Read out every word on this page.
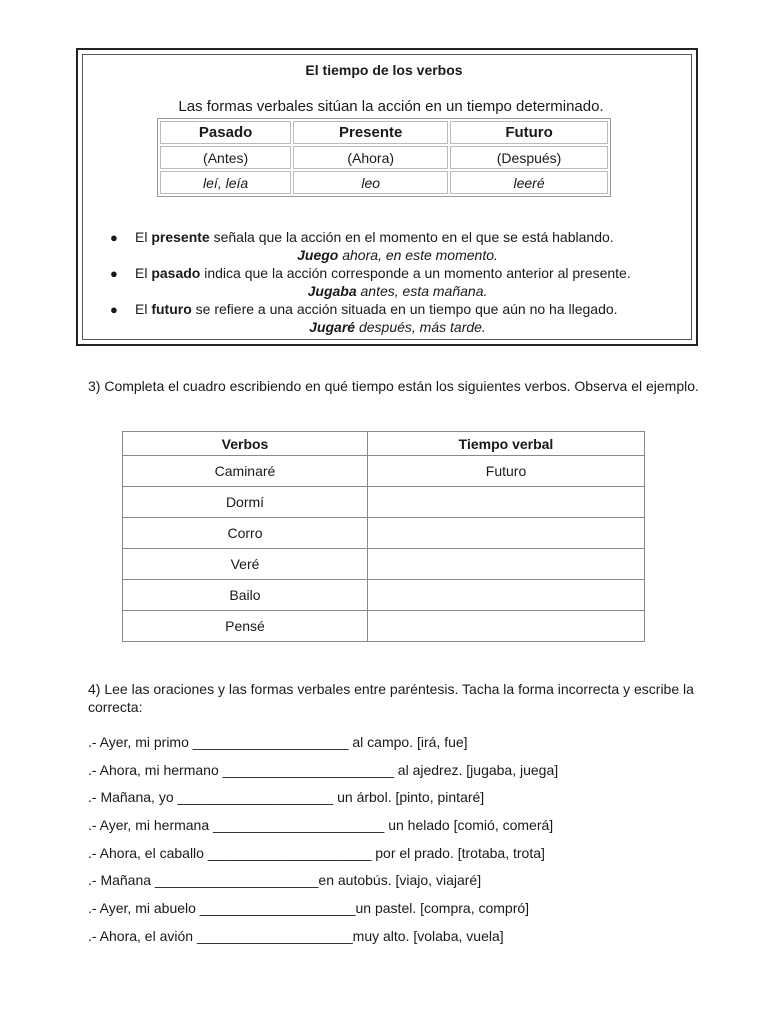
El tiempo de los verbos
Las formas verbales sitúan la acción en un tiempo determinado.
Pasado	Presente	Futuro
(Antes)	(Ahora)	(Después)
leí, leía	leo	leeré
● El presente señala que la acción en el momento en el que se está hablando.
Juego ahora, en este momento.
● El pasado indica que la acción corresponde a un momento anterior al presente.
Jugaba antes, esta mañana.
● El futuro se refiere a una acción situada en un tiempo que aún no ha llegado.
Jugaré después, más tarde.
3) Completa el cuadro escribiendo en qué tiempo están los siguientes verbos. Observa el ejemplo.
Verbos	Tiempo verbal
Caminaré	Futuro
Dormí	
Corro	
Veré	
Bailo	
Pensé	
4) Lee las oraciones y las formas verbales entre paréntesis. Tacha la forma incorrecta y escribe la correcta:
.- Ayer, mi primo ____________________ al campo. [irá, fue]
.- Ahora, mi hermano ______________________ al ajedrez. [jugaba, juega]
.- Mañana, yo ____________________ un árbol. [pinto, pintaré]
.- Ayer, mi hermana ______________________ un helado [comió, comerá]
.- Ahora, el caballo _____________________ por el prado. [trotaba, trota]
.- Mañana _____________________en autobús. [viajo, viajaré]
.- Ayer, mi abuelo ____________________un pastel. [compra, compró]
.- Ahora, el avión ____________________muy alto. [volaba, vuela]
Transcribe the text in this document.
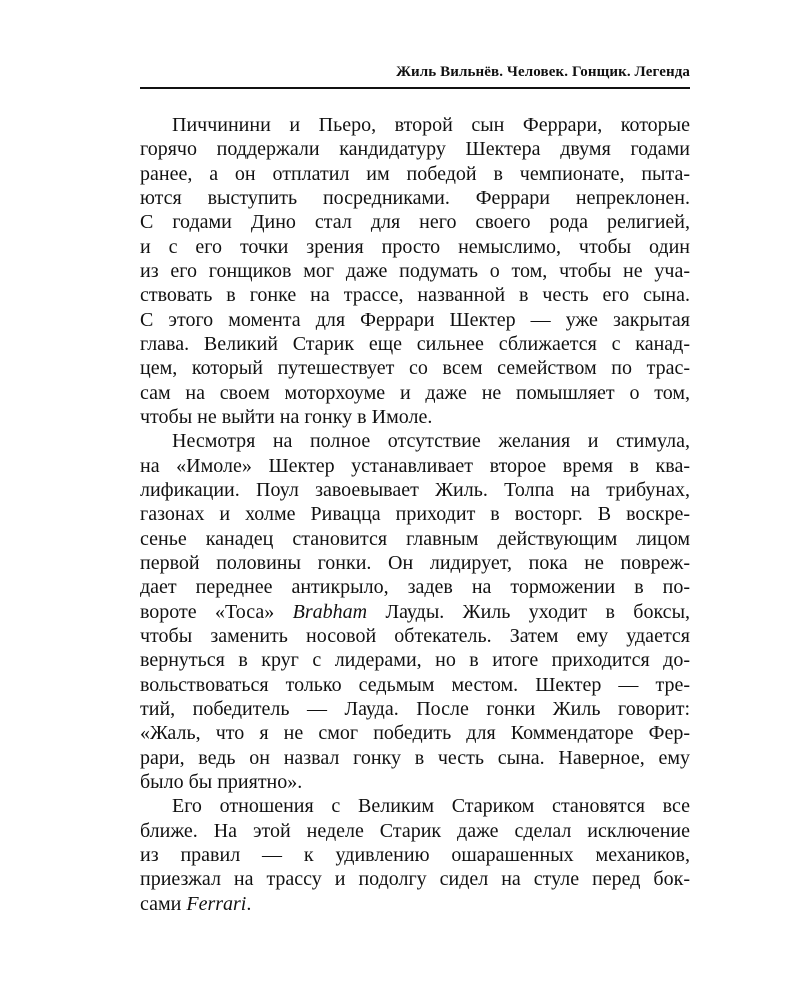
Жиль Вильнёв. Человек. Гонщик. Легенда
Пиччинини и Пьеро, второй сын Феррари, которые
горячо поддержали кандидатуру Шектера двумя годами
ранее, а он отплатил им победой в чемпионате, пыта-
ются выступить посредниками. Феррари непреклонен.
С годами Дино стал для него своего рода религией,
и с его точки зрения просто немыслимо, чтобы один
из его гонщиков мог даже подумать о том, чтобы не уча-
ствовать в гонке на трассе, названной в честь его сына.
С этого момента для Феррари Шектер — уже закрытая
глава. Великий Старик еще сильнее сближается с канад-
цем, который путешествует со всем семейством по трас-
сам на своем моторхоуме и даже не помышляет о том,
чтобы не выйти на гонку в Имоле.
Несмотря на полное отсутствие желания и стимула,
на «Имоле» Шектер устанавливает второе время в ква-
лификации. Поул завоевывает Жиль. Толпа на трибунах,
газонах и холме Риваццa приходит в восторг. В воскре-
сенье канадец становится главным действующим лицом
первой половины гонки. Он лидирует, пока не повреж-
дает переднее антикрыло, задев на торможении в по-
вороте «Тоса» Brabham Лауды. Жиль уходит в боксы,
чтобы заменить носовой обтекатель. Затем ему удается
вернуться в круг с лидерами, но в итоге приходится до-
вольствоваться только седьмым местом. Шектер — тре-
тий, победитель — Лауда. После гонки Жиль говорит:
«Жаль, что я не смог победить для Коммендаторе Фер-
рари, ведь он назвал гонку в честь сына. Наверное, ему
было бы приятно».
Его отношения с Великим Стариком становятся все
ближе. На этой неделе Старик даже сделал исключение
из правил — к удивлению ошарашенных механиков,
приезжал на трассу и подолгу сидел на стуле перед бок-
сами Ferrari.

* * *

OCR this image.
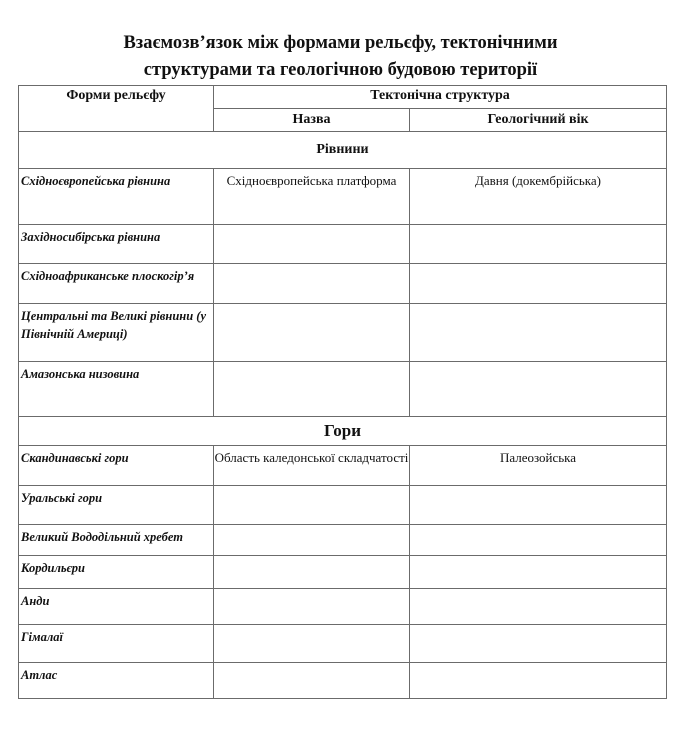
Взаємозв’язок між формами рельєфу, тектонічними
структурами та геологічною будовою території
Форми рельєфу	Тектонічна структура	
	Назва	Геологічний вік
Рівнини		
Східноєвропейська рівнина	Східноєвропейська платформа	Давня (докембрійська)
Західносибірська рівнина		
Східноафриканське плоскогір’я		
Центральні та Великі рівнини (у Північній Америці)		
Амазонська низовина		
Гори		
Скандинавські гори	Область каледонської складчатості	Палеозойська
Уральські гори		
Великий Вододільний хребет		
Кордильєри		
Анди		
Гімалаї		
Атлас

* * *

From the listing above, collect every line that mentions the word "даже".

▶ [The completed task]:
из его гонщиков мог даже подумать о том, чтобы не уча-
сам на своем моторхоуме и даже не помышляет о том,
ближе. На этой неделе Старик даже сделал исключение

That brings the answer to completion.